» **EXERCISE TASK**
Copy each of the entries below faithfully, setting aside any pictures.

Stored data

....................

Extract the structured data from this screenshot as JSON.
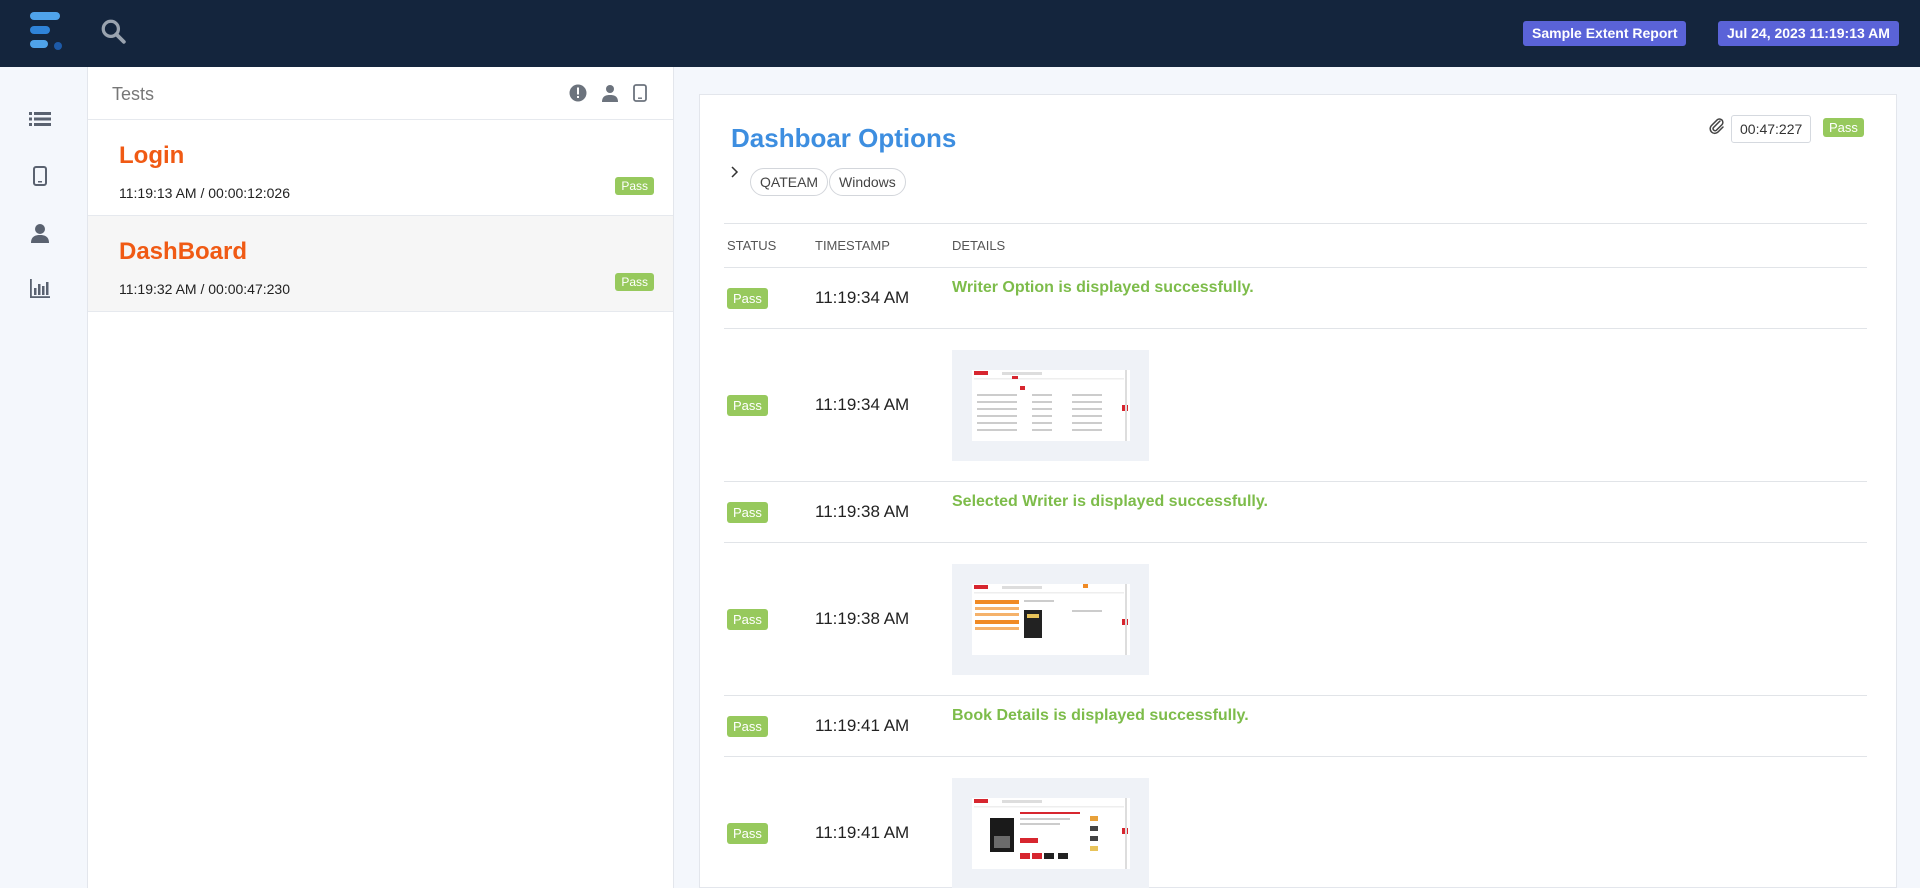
{
  "header": {
    "report_name": "Sample Extent Report",
    "report_datetime": "Jul 24, 2023 11:19:13 AM"
  },
  "nav": {
    "icons": [
      "list-icon",
      "tablet-icon",
      "user-icon",
      "bar-chart-icon"
    ]
  },
  "tests_panel": {
    "title": "Tests",
    "filter_icons": [
      "exclamation-icon",
      "user-icon",
      "tablet-icon"
    ],
    "tests": [
      {
        "name": "Login",
        "meta": "11:19:13 AM / 00:00:12:026",
        "status": "Pass"
      },
      {
        "name": "DashBoard",
        "meta": "11:19:32 AM / 00:00:47:230",
        "status": "Pass"
      }
    ]
  },
  "detail": {
    "title": "Dashboar Options",
    "duration": "00:47:227",
    "status": "Pass",
    "tags": [
      "QATEAM",
      "Windows"
    ],
    "columns": [
      "STATUS",
      "TIMESTAMP",
      "DETAILS"
    ],
    "logs": [
      {
        "status": "Pass",
        "timestamp": "11:19:34 AM",
        "details": "Writer Option is displayed successfully."
      },
      {
        "status": "Pass",
        "timestamp": "11:19:34 AM",
        "screenshot": true
      },
      {
        "status": "Pass",
        "timestamp": "11:19:38 AM",
        "details": "Selected Writer is displayed successfully."
      },
      {
        "status": "Pass",
        "timestamp": "11:19:38 AM",
        "screenshot": true
      },
      {
        "status": "Pass",
        "timestamp": "11:19:41 AM",
        "details": "Book Details is displayed successfully."
      },
      {
        "status": "Pass",
        "timestamp": "11:19:41 AM",
        "screenshot": true
      }
    ]
  },
  "colors": {
    "topbar": "#14253d",
    "badge": "#5a63d8",
    "pass": "#97c95d",
    "test_name": "#f05a14",
    "detail_title": "#3d8ee0",
    "log_message": "#7dbc4a"
  }
}
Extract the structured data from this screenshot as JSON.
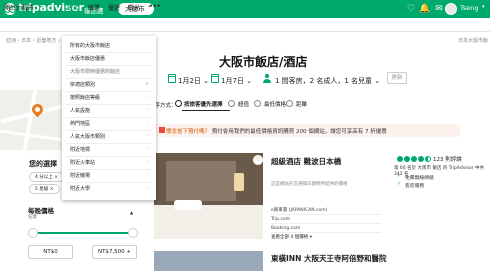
{
  "topbar": {
    "logo": "tripadvisor",
    "logo_sub": "貓途鷹",
    "city": "大阪市",
    "user_name": "Tseng",
    "icons": [
      "heart-icon",
      "notification-icon",
      "inbox-icon",
      "avatar"
    ]
  },
  "nav": {
    "items": [
      "開於大阪市",
      "飯店",
      "機票",
      "優遊",
      "觀光",
      "•••"
    ],
    "active": "飯店"
  },
  "breadcrumb": "亞洲 › 日本 › 近畿地方 › 大阪府 › 大阪市 ›",
  "breadcrumb_right": "日本大阪市飯",
  "page_title": "大阪市飯店/酒店",
  "search": {
    "checkin": "1月2日",
    "checkout": "1月7日",
    "guests": "1 間客房，2 名成人，1 名兒童",
    "update": "更新"
  },
  "filters": {
    "your_choice": "您的選擇",
    "chips_row1": [
      "4 分以上 ×",
      "飯店 ×"
    ],
    "chips_row2": [
      "5 星級 ×",
      "4 星 ×"
    ],
    "price_title": "每晚價格",
    "price_sub": "任意",
    "price_min": "NT$0",
    "price_max": "NT$7,500 +",
    "price_range_fraction": [
      0.0,
      1.0
    ]
  },
  "sortbar": {
    "label": "排序方式：",
    "options": [
      "按旅客優先選擇",
      "超值",
      "最低價格",
      "距離"
    ],
    "active": "按旅客優先選擇"
  },
  "promo": {
    "prefix": "懷念省下預付嗎？",
    "text": "預付會用我們的最低價格資訊購買 200 個網站，讓您可享高有 7 折優惠"
  },
  "hotel1": {
    "name": "超級酒店 難波日本橋",
    "rating_bubbles": 4.5,
    "reviews": "123 則評論",
    "rank": "第 60 名於 大阪市 飯店 的 TripAdvisor 中共 342 名",
    "perks": [
      "免費無線網絡",
      "客房服務"
    ],
    "hint": "這是網站在您選擇日期時所提供的價格",
    "sites": [
      "e路東瀛 (JAPANICAN.com)",
      "Trip.com",
      "Booking.com"
    ],
    "more": "查看全部 4 個價格 ▾"
  },
  "hotel2": {
    "name": "東橫INN 大阪天王寺阿倍野和醫院"
  },
  "dropdown": {
    "items": [
      {
        "label": "所有的大阪市飯店",
        "arrow": false,
        "selected": false
      },
      {
        "label": "大阪市飯店優惠",
        "arrow": false,
        "selected": false
      },
      {
        "label": "大阪市限時優惠的飯店",
        "arrow": false,
        "selected": true
      },
      {
        "label": "依適店類別",
        "arrow": true,
        "selected": false
      },
      {
        "label": "按照飯店等級",
        "arrow": true,
        "selected": false
      },
      {
        "label": "人氣設施",
        "arrow": true,
        "selected": false
      },
      {
        "label": "熱門地區",
        "arrow": true,
        "selected": false
      },
      {
        "label": "人氣大阪市類別",
        "arrow": true,
        "selected": false
      },
      {
        "label": "附近地標",
        "arrow": true,
        "selected": false
      },
      {
        "label": "附近火車站",
        "arrow": true,
        "selected": false
      },
      {
        "label": "附近機場",
        "arrow": true,
        "selected": false
      },
      {
        "label": "附近大學",
        "arrow": true,
        "selected": false
      }
    ]
  }
}
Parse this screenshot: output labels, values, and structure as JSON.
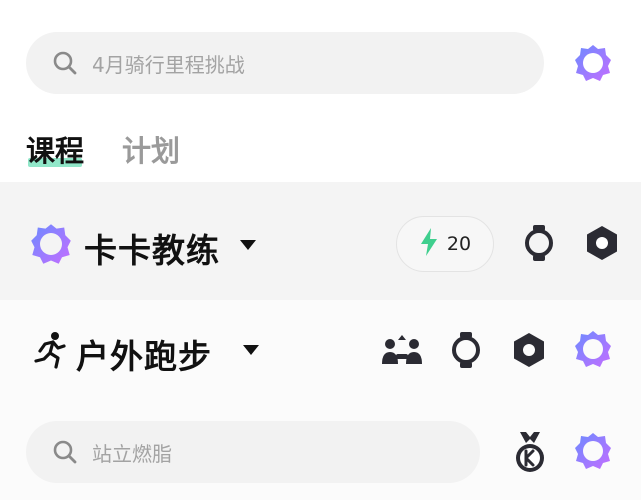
{
  "search": {
    "placeholder": "4月骑行里程挑战"
  },
  "tabs": [
    {
      "label": "课程",
      "active": true
    },
    {
      "label": "计划",
      "active": false
    }
  ],
  "coach_row": {
    "title": "卡卡教练",
    "energy_count": "20"
  },
  "run_row": {
    "title": "户外跑步"
  },
  "bottom_search": {
    "placeholder": "站立燃脂"
  },
  "colors": {
    "accent_green": "#3fcf8e",
    "underline": "#7ee3c0",
    "icon_dark": "#2b2b33",
    "badge_gradient": [
      "#6c8bff",
      "#c46dff"
    ]
  },
  "icons": [
    "search-icon",
    "app-badge-icon",
    "lightning-icon",
    "watch-icon",
    "hexagon-icon",
    "running-man-icon",
    "people-group-icon",
    "medal-icon",
    "caret-down-icon"
  ]
}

....................

» **RESULT FOR THIS TASK**
Extract the structured data from this screenshot as JSON.
{
  "header": {
    "report_name": "Sample Extent Report",
    "report_datetime": "Jul 24, 2023 11:19:13 AM"
  },
  "nav": {
    "icons": [
      "list-icon",
      "tablet-icon",
      "user-icon",
      "bar-chart-icon"
    ]
  },
  "tests_panel": {
    "title": "Tests",
    "filter_icons": [
      "exclamation-icon",
      "user-icon",
      "tablet-icon"
    ],
    "tests": [
      {
        "name": "Login",
        "meta": "11:19:13 AM / 00:00:12:026",
        "status": "Pass"
      },
      {
        "name": "DashBoard",
        "meta": "11:19:32 AM / 00:00:47:230",
        "status": "Pass"
      }
    ]
  },
  "detail": {
    "title": "Dashboar Options",
    "duration": "00:47:227",
    "status": "Pass",
    "tags": [
      "QATEAM",
      "Windows"
    ],
    "columns": [
      "STATUS",
      "TIMESTAMP",
      "DETAILS"
    ],
    "logs": [
      {
        "status": "Pass",
        "timestamp": "11:19:34 AM",
        "details": "Writer Option is displayed successfully."
      },
      {
        "status": "Pass",
        "timestamp": "11:19:34 AM",
        "screenshot": true
      },
      {
        "status": "Pass",
        "timestamp": "11:19:38 AM",
        "details": "Selected Writer is displayed successfully."
      },
      {
        "status": "Pass",
        "timestamp": "11:19:38 AM",
        "screenshot": true
      },
      {
        "status": "Pass",
        "timestamp": "11:19:41 AM",
        "details": "Book Details is displayed successfully."
      },
      {
        "status": "Pass",
        "timestamp": "11:19:41 AM",
        "screenshot": true
      }
    ]
  },
  "colors": {
    "topbar": "#14253d",
    "badge": "#5a63d8",
    "pass": "#97c95d",
    "test_name": "#f05a14",
    "detail_title": "#3d8ee0",
    "log_message": "#7dbc4a"
  }
}
Extract the structured data from this screenshot as JSON.
{
  "topbar": {
    "logo": "tripadvisor",
    "logo_sub": "貓途鷹",
    "city": "大阪市",
    "user_name": "Tseng",
    "icons": [
      "heart-icon",
      "notification-icon",
      "inbox-icon",
      "avatar"
    ]
  },
  "nav": {
    "items": [
      "開於大阪市",
      "飯店",
      "機票",
      "優遊",
      "觀光",
      "•••"
    ],
    "active": "飯店"
  },
  "breadcrumb": "亞洲 › 日本 › 近畿地方 › 大阪府 › 大阪市 ›",
  "breadcrumb_right": "日本大阪市飯",
  "page_title": "大阪市飯店/酒店",
  "search": {
    "checkin": "1月2日",
    "checkout": "1月7日",
    "guests": "1 間客房，2 名成人，1 名兒童",
    "update": "更新"
  },
  "filters": {
    "your_choice": "您的選擇",
    "chips_row1": [
      "4 分以上 ×",
      "飯店 ×"
    ],
    "chips_row2": [
      "5 星級 ×",
      "4 星 ×"
    ],
    "price_title": "每晚價格",
    "price_sub": "任意",
    "price_min": "NT$0",
    "price_max": "NT$7,500 +",
    "price_range_fraction": [
      0.0,
      1.0
    ]
  },
  "sortbar": {
    "label": "排序方式：",
    "options": [
      "按旅客優先選擇",
      "超值",
      "最低價格",
      "距離"
    ],
    "active": "按旅客優先選擇"
  },
  "promo": {
    "prefix": "懷念省下預付嗎？",
    "text": "預付會用我們的最低價格資訊購買 200 個網站，讓您可享高有 7 折優惠"
  },
  "hotel1": {
    "name": "超級酒店 難波日本橋",
    "rating_bubbles": 4.5,
    "reviews": "123 則評論",
    "rank": "第 60 名於 大阪市 飯店 的 TripAdvisor 中共 342 名",
    "perks": [
      "免費無線網絡",
      "客房服務"
    ],
    "hint": "這是網站在您選擇日期時所提供的價格",
    "sites": [
      "e路東瀛 (JAPANICAN.com)",
      "Trip.com",
      "Booking.com"
    ],
    "more": "查看全部 4 個價格 ▾"
  },
  "hotel2": {
    "name": "東橫INN 大阪天王寺阿倍野和醫院"
  },
  "dropdown": {
    "items": [
      {
        "label": "所有的大阪市飯店",
        "arrow": false,
        "selected": false
      },
      {
        "label": "大阪市飯店優惠",
        "arrow": false,
        "selected": false
      },
      {
        "label": "大阪市限時優惠的飯店",
        "arrow": false,
        "selected": true
      },
      {
        "label": "依適店類別",
        "arrow": true,
        "selected": false
      },
      {
        "label": "按照飯店等級",
        "arrow": true,
        "selected": false
      },
      {
        "label": "人氣設施",
        "arrow": true,
        "selected": false
      },
      {
        "label": "熱門地區",
        "arrow": true,
        "selected": false
      },
      {
        "label": "人氣大阪市類別",
        "arrow": true,
        "selected": false
      },
      {
        "label": "附近地標",
        "arrow": true,
        "selected": false
      },
      {
        "label": "附近火車站",
        "arrow": true,
        "selected": false
      },
      {
        "label": "附近機場",
        "arrow": true,
        "selected": false
      },
      {
        "label": "附近大學",
        "arrow": true,
        "selected": false
      }
    ]
  }
}
Parse this screenshot: output labels, values, and structure as JSON.
{
  "search": {
    "placeholder": "4月骑行里程挑战"
  },
  "tabs": [
    {
      "label": "课程",
      "active": true
    },
    {
      "label": "计划",
      "active": false
    }
  ],
  "coach_row": {
    "title": "卡卡教练",
    "energy_count": "20"
  },
  "run_row": {
    "title": "户外跑步"
  },
  "bottom_search": {
    "placeholder": "站立燃脂"
  },
  "colors": {
    "accent_green": "#3fcf8e",
    "underline": "#7ee3c0",
    "icon_dark": "#2b2b33",
    "badge_gradient": [
      "#6c8bff",
      "#c46dff"
    ]
  },
  "icons": [
    "search-icon",
    "app-badge-icon",
    "lightning-icon",
    "watch-icon",
    "hexagon-icon",
    "running-man-icon",
    "people-group-icon",
    "medal-icon",
    "caret-down-icon"
  ]
}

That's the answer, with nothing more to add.